EXCERPTED RECORDS
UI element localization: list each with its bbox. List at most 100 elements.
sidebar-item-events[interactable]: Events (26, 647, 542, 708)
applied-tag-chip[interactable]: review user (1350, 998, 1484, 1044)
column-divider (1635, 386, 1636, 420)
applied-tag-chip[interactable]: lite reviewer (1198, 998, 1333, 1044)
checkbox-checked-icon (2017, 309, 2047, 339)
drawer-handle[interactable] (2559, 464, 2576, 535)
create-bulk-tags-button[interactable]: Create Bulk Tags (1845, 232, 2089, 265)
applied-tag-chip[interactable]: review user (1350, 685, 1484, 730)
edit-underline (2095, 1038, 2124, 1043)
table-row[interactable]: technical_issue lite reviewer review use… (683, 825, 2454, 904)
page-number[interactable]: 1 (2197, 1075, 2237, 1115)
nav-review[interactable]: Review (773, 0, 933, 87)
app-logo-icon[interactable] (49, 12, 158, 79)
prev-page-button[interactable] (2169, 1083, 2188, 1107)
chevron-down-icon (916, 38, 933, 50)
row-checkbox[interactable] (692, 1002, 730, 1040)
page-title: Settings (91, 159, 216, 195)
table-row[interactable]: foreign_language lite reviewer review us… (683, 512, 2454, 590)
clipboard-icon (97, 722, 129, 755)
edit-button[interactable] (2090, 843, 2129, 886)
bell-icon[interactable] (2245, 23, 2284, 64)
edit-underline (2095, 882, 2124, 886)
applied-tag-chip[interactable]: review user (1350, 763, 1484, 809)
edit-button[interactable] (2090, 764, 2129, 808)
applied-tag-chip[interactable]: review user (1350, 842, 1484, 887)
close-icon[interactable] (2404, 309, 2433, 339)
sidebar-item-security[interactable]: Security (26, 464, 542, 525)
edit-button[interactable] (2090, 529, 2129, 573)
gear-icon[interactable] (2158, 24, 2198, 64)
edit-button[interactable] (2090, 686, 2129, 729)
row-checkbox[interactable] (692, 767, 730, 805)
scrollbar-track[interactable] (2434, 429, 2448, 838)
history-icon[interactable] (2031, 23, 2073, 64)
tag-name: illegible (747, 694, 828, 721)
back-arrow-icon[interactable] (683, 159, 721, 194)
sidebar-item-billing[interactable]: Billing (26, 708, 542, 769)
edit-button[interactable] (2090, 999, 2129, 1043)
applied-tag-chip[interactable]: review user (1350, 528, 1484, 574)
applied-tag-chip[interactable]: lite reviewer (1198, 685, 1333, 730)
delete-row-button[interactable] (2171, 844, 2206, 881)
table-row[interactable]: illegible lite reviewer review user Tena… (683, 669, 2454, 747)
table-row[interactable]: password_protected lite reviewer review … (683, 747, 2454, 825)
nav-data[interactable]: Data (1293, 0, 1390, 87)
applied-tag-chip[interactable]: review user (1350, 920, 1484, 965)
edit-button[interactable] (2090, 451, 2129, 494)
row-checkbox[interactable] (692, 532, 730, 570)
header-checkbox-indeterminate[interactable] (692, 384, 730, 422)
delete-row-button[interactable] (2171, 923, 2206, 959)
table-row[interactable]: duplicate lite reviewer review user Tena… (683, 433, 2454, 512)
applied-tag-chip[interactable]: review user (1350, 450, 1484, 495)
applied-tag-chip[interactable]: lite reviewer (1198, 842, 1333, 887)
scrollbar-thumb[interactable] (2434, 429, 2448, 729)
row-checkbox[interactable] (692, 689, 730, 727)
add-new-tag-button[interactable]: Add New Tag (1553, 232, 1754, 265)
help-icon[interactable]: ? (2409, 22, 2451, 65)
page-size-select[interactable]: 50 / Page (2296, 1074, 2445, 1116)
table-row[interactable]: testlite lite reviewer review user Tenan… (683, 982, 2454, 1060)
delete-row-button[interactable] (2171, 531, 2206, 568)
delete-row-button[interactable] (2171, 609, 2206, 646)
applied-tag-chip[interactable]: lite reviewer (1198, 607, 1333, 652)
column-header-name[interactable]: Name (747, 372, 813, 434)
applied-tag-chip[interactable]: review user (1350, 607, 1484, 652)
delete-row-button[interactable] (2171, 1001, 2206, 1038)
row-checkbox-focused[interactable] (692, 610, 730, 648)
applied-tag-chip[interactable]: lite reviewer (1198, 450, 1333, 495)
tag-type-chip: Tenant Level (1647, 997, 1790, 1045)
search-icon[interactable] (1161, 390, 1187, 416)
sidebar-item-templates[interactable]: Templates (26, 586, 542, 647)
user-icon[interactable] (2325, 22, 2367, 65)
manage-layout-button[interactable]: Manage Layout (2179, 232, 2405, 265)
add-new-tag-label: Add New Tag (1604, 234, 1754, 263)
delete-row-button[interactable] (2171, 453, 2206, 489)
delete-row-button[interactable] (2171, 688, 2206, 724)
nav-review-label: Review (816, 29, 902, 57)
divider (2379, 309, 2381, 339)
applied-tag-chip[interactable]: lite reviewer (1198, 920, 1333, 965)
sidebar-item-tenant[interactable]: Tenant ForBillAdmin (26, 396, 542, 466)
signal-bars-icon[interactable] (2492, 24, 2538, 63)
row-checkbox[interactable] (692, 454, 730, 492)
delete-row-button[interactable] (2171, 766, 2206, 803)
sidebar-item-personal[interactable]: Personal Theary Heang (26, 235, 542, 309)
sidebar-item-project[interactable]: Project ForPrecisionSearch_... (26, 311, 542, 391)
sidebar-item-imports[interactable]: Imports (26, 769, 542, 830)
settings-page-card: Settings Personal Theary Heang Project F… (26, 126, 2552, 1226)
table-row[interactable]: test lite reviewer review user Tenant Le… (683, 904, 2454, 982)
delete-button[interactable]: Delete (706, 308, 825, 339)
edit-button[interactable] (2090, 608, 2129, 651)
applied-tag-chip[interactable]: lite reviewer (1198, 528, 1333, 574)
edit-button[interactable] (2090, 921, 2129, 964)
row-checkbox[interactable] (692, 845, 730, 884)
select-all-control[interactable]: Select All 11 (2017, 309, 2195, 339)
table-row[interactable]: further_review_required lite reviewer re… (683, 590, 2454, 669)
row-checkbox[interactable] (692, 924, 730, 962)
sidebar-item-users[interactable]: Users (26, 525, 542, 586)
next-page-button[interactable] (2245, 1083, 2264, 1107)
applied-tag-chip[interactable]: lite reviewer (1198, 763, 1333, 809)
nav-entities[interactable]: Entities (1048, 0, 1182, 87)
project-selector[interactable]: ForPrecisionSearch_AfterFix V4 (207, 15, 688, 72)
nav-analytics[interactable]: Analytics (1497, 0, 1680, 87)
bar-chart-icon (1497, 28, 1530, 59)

EXERCISE AIM
Copy out every one of the entries above verbatim, line for line.

SOLUTION
UI element localization: list each with its bbox. List at most 100 elements.
sidebar-item-events[interactable]: Events (26, 647, 542, 708)
applied-tag-chip[interactable]: review user (1350, 998, 1484, 1044)
column-divider (1635, 386, 1636, 420)
applied-tag-chip[interactable]: lite reviewer (1198, 998, 1333, 1044)
checkbox-checked-icon (2017, 309, 2047, 339)
drawer-handle[interactable] (2559, 464, 2576, 535)
create-bulk-tags-button[interactable]: Create Bulk Tags (1845, 232, 2089, 265)
applied-tag-chip[interactable]: review user (1350, 685, 1484, 730)
edit-underline (2095, 1038, 2124, 1043)
table-row[interactable]: technical_issue lite reviewer review use… (683, 825, 2454, 904)
page-number[interactable]: 1 (2197, 1075, 2237, 1115)
nav-review[interactable]: Review (773, 0, 933, 87)
app-logo-icon[interactable] (49, 12, 158, 79)
prev-page-button[interactable] (2169, 1083, 2188, 1107)
chevron-down-icon (916, 38, 933, 50)
row-checkbox[interactable] (692, 1002, 730, 1040)
page-title: Settings (91, 159, 216, 195)
table-row[interactable]: foreign_language lite reviewer review us… (683, 512, 2454, 590)
clipboard-icon (97, 722, 129, 755)
edit-button[interactable] (2090, 843, 2129, 886)
bell-icon[interactable] (2245, 23, 2284, 64)
edit-underline (2095, 882, 2124, 886)
applied-tag-chip[interactable]: review user (1350, 763, 1484, 809)
edit-button[interactable] (2090, 764, 2129, 808)
applied-tag-chip[interactable]: review user (1350, 842, 1484, 887)
close-icon[interactable] (2404, 309, 2433, 339)
sidebar-item-security[interactable]: Security (26, 464, 542, 525)
edit-button[interactable] (2090, 529, 2129, 573)
gear-icon[interactable] (2158, 24, 2198, 64)
edit-button[interactable] (2090, 686, 2129, 729)
row-checkbox[interactable] (692, 767, 730, 805)
scrollbar-track[interactable] (2434, 429, 2448, 838)
history-icon[interactable] (2031, 23, 2073, 64)
tag-name: illegible (747, 694, 828, 721)
back-arrow-icon[interactable] (683, 159, 721, 194)
sidebar-item-billing[interactable]: Billing (26, 708, 542, 769)
edit-button[interactable] (2090, 999, 2129, 1043)
applied-tag-chip[interactable]: review user (1350, 528, 1484, 574)
applied-tag-chip[interactable]: lite reviewer (1198, 685, 1333, 730)
delete-row-button[interactable] (2171, 844, 2206, 881)
table-row[interactable]: illegible lite reviewer review user Tena… (683, 669, 2454, 747)
table-row[interactable]: password_protected lite reviewer review … (683, 747, 2454, 825)
nav-data[interactable]: Data (1293, 0, 1390, 87)
applied-tag-chip[interactable]: review user (1350, 920, 1484, 965)
edit-button[interactable] (2090, 451, 2129, 494)
row-checkbox[interactable] (692, 532, 730, 570)
header-checkbox-indeterminate[interactable] (692, 384, 730, 422)
delete-row-button[interactable] (2171, 923, 2206, 959)
table-row[interactable]: duplicate lite reviewer review user Tena… (683, 433, 2454, 512)
applied-tag-chip[interactable]: review user (1350, 450, 1484, 495)
applied-tag-chip[interactable]: lite reviewer (1198, 842, 1333, 887)
scrollbar-thumb[interactable] (2434, 429, 2448, 729)
row-checkbox[interactable] (692, 689, 730, 727)
add-new-tag-button[interactable]: Add New Tag (1553, 232, 1754, 265)
help-icon[interactable]: ? (2409, 22, 2451, 65)
page-size-select[interactable]: 50 / Page (2296, 1074, 2445, 1116)
table-row[interactable]: testlite lite reviewer review user Tenan… (683, 982, 2454, 1060)
delete-row-button[interactable] (2171, 531, 2206, 568)
delete-row-button[interactable] (2171, 609, 2206, 646)
applied-tag-chip[interactable]: lite reviewer (1198, 607, 1333, 652)
column-header-name[interactable]: Name (747, 372, 813, 434)
applied-tag-chip[interactable]: review user (1350, 607, 1484, 652)
delete-row-button[interactable] (2171, 1001, 2206, 1038)
row-checkbox-focused[interactable] (692, 610, 730, 648)
applied-tag-chip[interactable]: lite reviewer (1198, 450, 1333, 495)
tag-type-chip: Tenant Level (1647, 997, 1790, 1045)
search-icon[interactable] (1161, 390, 1187, 416)
sidebar-item-templates[interactable]: Templates (26, 586, 542, 647)
user-icon[interactable] (2325, 22, 2367, 65)
manage-layout-button[interactable]: Manage Layout (2179, 232, 2405, 265)
add-new-tag-label: Add New Tag (1604, 234, 1754, 263)
delete-row-button[interactable] (2171, 453, 2206, 489)
delete-row-button[interactable] (2171, 688, 2206, 724)
nav-review-label: Review (816, 29, 902, 57)
divider (2379, 309, 2381, 339)
applied-tag-chip[interactable]: lite reviewer (1198, 920, 1333, 965)
sidebar-item-tenant[interactable]: Tenant ForBillAdmin (26, 396, 542, 466)
signal-bars-icon[interactable] (2492, 24, 2538, 63)
row-checkbox[interactable] (692, 454, 730, 492)
delete-row-button[interactable] (2171, 766, 2206, 803)
sidebar-item-personal[interactable]: Personal Theary Heang (26, 235, 542, 309)
sidebar-item-project[interactable]: Project ForPrecisionSearch_... (26, 311, 542, 391)
sidebar-item-imports[interactable]: Imports (26, 769, 542, 830)
settings-page-card: Settings Personal Theary Heang Project F… (26, 126, 2552, 1226)
table-row[interactable]: test lite reviewer review user Tenant Le… (683, 904, 2454, 982)
delete-button[interactable]: Delete (706, 308, 825, 339)
edit-button[interactable] (2090, 608, 2129, 651)
applied-tag-chip[interactable]: lite reviewer (1198, 528, 1333, 574)
edit-button[interactable] (2090, 921, 2129, 964)
row-checkbox[interactable] (692, 845, 730, 884)
select-all-control[interactable]: Select All 11 (2017, 309, 2195, 339)
table-row[interactable]: further_review_required lite reviewer re… (683, 590, 2454, 669)
row-checkbox[interactable] (692, 924, 730, 962)
sidebar-item-users[interactable]: Users (26, 525, 542, 586)
next-page-button[interactable] (2245, 1083, 2264, 1107)
applied-tag-chip[interactable]: lite reviewer (1198, 763, 1333, 809)
nav-entities[interactable]: Entities (1048, 0, 1182, 87)
project-selector[interactable]: ForPrecisionSearch_AfterFix V4 (207, 15, 688, 72)
nav-analytics[interactable]: Analytics (1497, 0, 1680, 87)
bar-chart-icon (1497, 28, 1530, 59)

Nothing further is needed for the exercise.